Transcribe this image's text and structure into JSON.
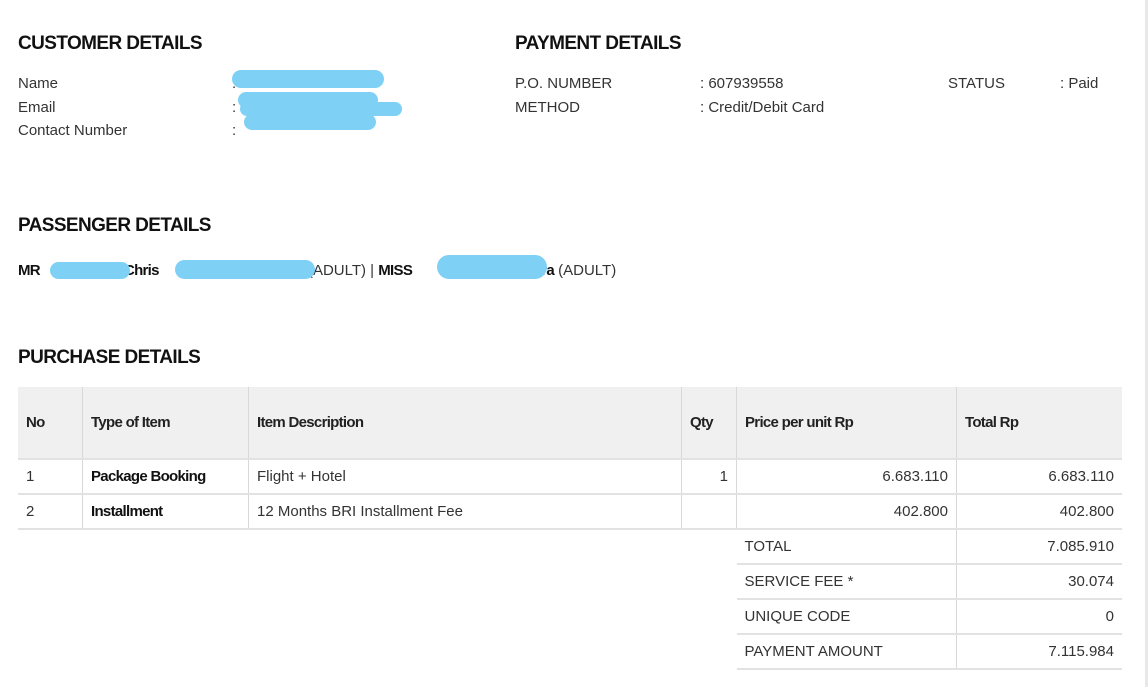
{
  "customer": {
    "title": "CUSTOMER DETAILS",
    "fields": [
      {
        "label": "Name",
        "value": ":"
      },
      {
        "label": "Email",
        "value": ":"
      },
      {
        "label": "Contact Number",
        "value": ":"
      }
    ]
  },
  "payment": {
    "title": "PAYMENT DETAILS",
    "po_label": "P.O. NUMBER",
    "po_value": ": 607939558",
    "method_label": "METHOD",
    "method_value": ": Credit/Debit Card",
    "status_label": "STATUS",
    "status_value": ": Paid"
  },
  "passenger": {
    "title": "PASSENGER DETAILS",
    "p1_prefix": "MR",
    "p1_mid": "Chris",
    "p1_type": "(ADULT) |",
    "p2_prefix": "MISS",
    "p2_end": "Adira",
    "p2_type": "(ADULT)"
  },
  "purchase": {
    "title": "PURCHASE DETAILS",
    "headers": [
      "No",
      "Type of Item",
      "Item Description",
      "Qty",
      "Price per unit Rp",
      "Total Rp"
    ],
    "rows": [
      [
        "1",
        "Package Booking",
        "Flight + Hotel",
        "1",
        "6.683.110",
        "6.683.110"
      ],
      [
        "2",
        "Installment",
        "12 Months BRI Installment Fee",
        "",
        "402.800",
        "402.800"
      ]
    ],
    "summary": [
      [
        "TOTAL",
        "7.085.910"
      ],
      [
        "SERVICE FEE *",
        "30.074"
      ],
      [
        "UNIQUE CODE",
        "0"
      ],
      [
        "PAYMENT AMOUNT",
        "7.115.984"
      ]
    ]
  },
  "colors": {
    "redaction": "#7fd0f5",
    "header_bg": "#f0f0f0"
  }
}
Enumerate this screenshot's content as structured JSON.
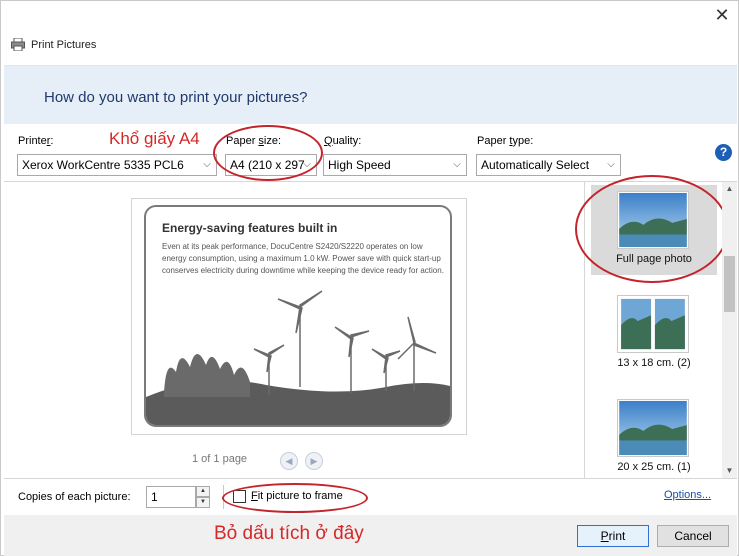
{
  "window": {
    "title": "Print Pictures",
    "close_glyph": "✕",
    "icons": [
      "printer-icon",
      "close-icon",
      "help-icon"
    ]
  },
  "header": {
    "question": "How do you want to print your pictures?"
  },
  "controls": {
    "printer": {
      "label_prefix": "Printe",
      "label_underline": "r",
      "label_suffix": ":",
      "value": "Xerox WorkCentre 5335 PCL6"
    },
    "paper_size": {
      "label_prefix": "Paper ",
      "label_underline": "s",
      "label_suffix": "ize:",
      "value": "A4 (210 x 297"
    },
    "quality": {
      "label_prefix": "",
      "label_underline": "Q",
      "label_suffix": "uality:",
      "value": "High Speed"
    },
    "paper_type": {
      "label_prefix": "Paper ",
      "label_underline": "t",
      "label_suffix": "ype:",
      "value": "Automatically Select"
    },
    "help_glyph": "?"
  },
  "annotations": {
    "paper_size_note": "Khổ giấy A4",
    "checkbox_note": "Bỏ dấu tích ở đây",
    "color": "#d62828"
  },
  "preview": {
    "card_title": "Energy-saving features built in",
    "card_body": "Even at its peak performance, DocuCentre S2420/S2220 operates on low energy consumption, using a maximum 1.0 kW. Power save with quick start-up conserves electricity during downtime while keeping the device ready for action.",
    "page_counter": "1 of 1 page",
    "prev_glyph": "◀",
    "next_glyph": "▶"
  },
  "layouts": [
    {
      "label": "Full page photo",
      "selected": true
    },
    {
      "label": "13 x 18 cm. (2)",
      "selected": false
    },
    {
      "label": "20 x 25 cm. (1)",
      "selected": false
    }
  ],
  "footer": {
    "copies_label": "Copies of each picture:",
    "copies_value": "1",
    "fit_prefix": "",
    "fit_underline": "F",
    "fit_suffix": "it picture to frame",
    "fit_checked": false,
    "options_label": "Options..."
  },
  "buttons": {
    "print_underline": "P",
    "print_suffix": "rint",
    "cancel": "Cancel"
  }
}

************

TASK GOAL
Report every line containing the word "Installment" from the listing above.

ANSWER TO THIS TASK
        "Installment",
        "12 Months BRI Installment Fee",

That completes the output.